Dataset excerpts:
## START

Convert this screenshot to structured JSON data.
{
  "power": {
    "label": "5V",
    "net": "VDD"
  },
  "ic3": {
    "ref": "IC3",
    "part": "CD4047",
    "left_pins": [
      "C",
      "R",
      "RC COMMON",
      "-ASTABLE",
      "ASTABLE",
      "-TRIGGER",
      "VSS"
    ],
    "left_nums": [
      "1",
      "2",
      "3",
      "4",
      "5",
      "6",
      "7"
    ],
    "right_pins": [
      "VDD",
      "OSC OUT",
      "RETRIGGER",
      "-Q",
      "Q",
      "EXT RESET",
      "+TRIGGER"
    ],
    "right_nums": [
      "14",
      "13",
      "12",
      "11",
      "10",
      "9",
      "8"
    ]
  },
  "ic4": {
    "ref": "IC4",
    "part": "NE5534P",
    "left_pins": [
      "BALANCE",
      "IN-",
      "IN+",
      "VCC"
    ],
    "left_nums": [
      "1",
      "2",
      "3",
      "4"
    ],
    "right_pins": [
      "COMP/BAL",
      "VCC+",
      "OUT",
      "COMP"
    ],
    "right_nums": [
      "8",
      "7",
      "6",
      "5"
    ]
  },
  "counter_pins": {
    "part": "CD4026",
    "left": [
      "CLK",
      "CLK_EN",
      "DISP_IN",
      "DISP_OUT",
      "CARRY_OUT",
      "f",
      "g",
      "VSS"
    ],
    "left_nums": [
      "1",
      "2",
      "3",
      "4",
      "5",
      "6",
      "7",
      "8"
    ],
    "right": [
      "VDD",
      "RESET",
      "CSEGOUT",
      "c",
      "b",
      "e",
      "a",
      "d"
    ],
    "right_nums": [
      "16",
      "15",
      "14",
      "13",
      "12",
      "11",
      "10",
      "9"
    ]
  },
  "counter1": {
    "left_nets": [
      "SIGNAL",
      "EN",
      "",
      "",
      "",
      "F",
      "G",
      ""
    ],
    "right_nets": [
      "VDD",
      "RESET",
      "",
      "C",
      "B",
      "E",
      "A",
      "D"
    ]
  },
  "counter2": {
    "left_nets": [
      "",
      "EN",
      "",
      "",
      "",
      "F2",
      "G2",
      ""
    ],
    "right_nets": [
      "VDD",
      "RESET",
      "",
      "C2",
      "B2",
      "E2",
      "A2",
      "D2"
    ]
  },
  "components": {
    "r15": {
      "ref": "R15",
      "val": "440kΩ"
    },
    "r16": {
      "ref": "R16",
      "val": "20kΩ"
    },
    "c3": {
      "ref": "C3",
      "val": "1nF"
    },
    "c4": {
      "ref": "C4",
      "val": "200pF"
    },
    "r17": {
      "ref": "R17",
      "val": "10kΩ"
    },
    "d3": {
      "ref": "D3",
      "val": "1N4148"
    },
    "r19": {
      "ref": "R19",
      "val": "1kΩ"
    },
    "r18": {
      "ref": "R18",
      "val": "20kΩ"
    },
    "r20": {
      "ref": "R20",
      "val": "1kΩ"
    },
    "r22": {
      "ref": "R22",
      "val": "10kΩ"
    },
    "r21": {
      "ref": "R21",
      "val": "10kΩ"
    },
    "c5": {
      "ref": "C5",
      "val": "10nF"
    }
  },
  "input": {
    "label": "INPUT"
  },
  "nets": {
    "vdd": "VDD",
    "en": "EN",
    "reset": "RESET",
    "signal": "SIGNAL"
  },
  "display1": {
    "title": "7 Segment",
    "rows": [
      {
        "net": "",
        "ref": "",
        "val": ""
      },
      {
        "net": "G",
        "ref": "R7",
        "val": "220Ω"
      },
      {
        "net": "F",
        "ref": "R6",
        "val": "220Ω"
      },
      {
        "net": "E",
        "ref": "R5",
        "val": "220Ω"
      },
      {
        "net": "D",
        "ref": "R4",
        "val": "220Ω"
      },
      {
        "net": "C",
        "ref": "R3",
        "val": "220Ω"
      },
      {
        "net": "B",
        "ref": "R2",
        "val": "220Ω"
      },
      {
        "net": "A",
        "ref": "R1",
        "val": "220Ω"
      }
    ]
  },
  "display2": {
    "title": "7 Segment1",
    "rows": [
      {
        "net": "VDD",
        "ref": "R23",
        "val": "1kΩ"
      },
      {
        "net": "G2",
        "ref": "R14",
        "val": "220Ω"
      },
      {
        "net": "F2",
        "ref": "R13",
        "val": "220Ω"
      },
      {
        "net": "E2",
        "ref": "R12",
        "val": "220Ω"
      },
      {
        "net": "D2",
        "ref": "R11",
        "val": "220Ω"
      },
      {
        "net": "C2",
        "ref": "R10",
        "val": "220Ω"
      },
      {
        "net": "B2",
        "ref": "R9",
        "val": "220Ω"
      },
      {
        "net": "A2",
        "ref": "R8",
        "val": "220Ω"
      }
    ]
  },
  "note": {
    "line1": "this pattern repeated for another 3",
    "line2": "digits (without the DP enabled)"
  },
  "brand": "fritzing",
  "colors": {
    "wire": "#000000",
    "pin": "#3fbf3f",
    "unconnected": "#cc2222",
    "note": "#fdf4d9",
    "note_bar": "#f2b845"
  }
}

## END

◆ DESCRIPTION OF THE TASK
Copy all the records above precisely.

◆ TASK ANSWER
Convert this screenshot to structured JSON data.
{
  "power": {
    "label": "5V",
    "net": "VDD"
  },
  "ic3": {
    "ref": "IC3",
    "part": "CD4047",
    "left_pins": [
      "C",
      "R",
      "RC COMMON",
      "-ASTABLE",
      "ASTABLE",
      "-TRIGGER",
      "VSS"
    ],
    "left_nums": [
      "1",
      "2",
      "3",
      "4",
      "5",
      "6",
      "7"
    ],
    "right_pins": [
      "VDD",
      "OSC OUT",
      "RETRIGGER",
      "-Q",
      "Q",
      "EXT RESET",
      "+TRIGGER"
    ],
    "right_nums": [
      "14",
      "13",
      "12",
      "11",
      "10",
      "9",
      "8"
    ]
  },
  "ic4": {
    "ref": "IC4",
    "part": "NE5534P",
    "left_pins": [
      "BALANCE",
      "IN-",
      "IN+",
      "VCC"
    ],
    "left_nums": [
      "1",
      "2",
      "3",
      "4"
    ],
    "right_pins": [
      "COMP/BAL",
      "VCC+",
      "OUT",
      "COMP"
    ],
    "right_nums": [
      "8",
      "7",
      "6",
      "5"
    ]
  },
  "counter_pins": {
    "part": "CD4026",
    "left": [
      "CLK",
      "CLK_EN",
      "DISP_IN",
      "DISP_OUT",
      "CARRY_OUT",
      "f",
      "g",
      "VSS"
    ],
    "left_nums": [
      "1",
      "2",
      "3",
      "4",
      "5",
      "6",
      "7",
      "8"
    ],
    "right": [
      "VDD",
      "RESET",
      "CSEGOUT",
      "c",
      "b",
      "e",
      "a",
      "d"
    ],
    "right_nums": [
      "16",
      "15",
      "14",
      "13",
      "12",
      "11",
      "10",
      "9"
    ]
  },
  "counter1": {
    "left_nets": [
      "SIGNAL",
      "EN",
      "",
      "",
      "",
      "F",
      "G",
      ""
    ],
    "right_nets": [
      "VDD",
      "RESET",
      "",
      "C",
      "B",
      "E",
      "A",
      "D"
    ]
  },
  "counter2": {
    "left_nets": [
      "",
      "EN",
      "",
      "",
      "",
      "F2",
      "G2",
      ""
    ],
    "right_nets": [
      "VDD",
      "RESET",
      "",
      "C2",
      "B2",
      "E2",
      "A2",
      "D2"
    ]
  },
  "components": {
    "r15": {
      "ref": "R15",
      "val": "440kΩ"
    },
    "r16": {
      "ref": "R16",
      "val": "20kΩ"
    },
    "c3": {
      "ref": "C3",
      "val": "1nF"
    },
    "c4": {
      "ref": "C4",
      "val": "200pF"
    },
    "r17": {
      "ref": "R17",
      "val": "10kΩ"
    },
    "d3": {
      "ref": "D3",
      "val": "1N4148"
    },
    "r19": {
      "ref": "R19",
      "val": "1kΩ"
    },
    "r18": {
      "ref": "R18",
      "val": "20kΩ"
    },
    "r20": {
      "ref": "R20",
      "val": "1kΩ"
    },
    "r22": {
      "ref": "R22",
      "val": "10kΩ"
    },
    "r21": {
      "ref": "R21",
      "val": "10kΩ"
    },
    "c5": {
      "ref": "C5",
      "val": "10nF"
    }
  },
  "input": {
    "label": "INPUT"
  },
  "nets": {
    "vdd": "VDD",
    "en": "EN",
    "reset": "RESET",
    "signal": "SIGNAL"
  },
  "display1": {
    "title": "7 Segment",
    "rows": [
      {
        "net": "",
        "ref": "",
        "val": ""
      },
      {
        "net": "G",
        "ref": "R7",
        "val": "220Ω"
      },
      {
        "net": "F",
        "ref": "R6",
        "val": "220Ω"
      },
      {
        "net": "E",
        "ref": "R5",
        "val": "220Ω"
      },
      {
        "net": "D",
        "ref": "R4",
        "val": "220Ω"
      },
      {
        "net": "C",
        "ref": "R3",
        "val": "220Ω"
      },
      {
        "net": "B",
        "ref": "R2",
        "val": "220Ω"
      },
      {
        "net": "A",
        "ref": "R1",
        "val": "220Ω"
      }
    ]
  },
  "display2": {
    "title": "7 Segment1",
    "rows": [
      {
        "net": "VDD",
        "ref": "R23",
        "val": "1kΩ"
      },
      {
        "net": "G2",
        "ref": "R14",
        "val": "220Ω"
      },
      {
        "net": "F2",
        "ref": "R13",
        "val": "220Ω"
      },
      {
        "net": "E2",
        "ref": "R12",
        "val": "220Ω"
      },
      {
        "net": "D2",
        "ref": "R11",
        "val": "220Ω"
      },
      {
        "net": "C2",
        "ref": "R10",
        "val": "220Ω"
      },
      {
        "net": "B2",
        "ref": "R9",
        "val": "220Ω"
      },
      {
        "net": "A2",
        "ref": "R8",
        "val": "220Ω"
      }
    ]
  },
  "note": {
    "line1": "this pattern repeated for another 3",
    "line2": "digits (without the DP enabled)"
  },
  "brand": "fritzing",
  "colors": {
    "wire": "#000000",
    "pin": "#3fbf3f",
    "unconnected": "#cc2222",
    "note": "#fdf4d9",
    "note_bar": "#f2b845"
  }
}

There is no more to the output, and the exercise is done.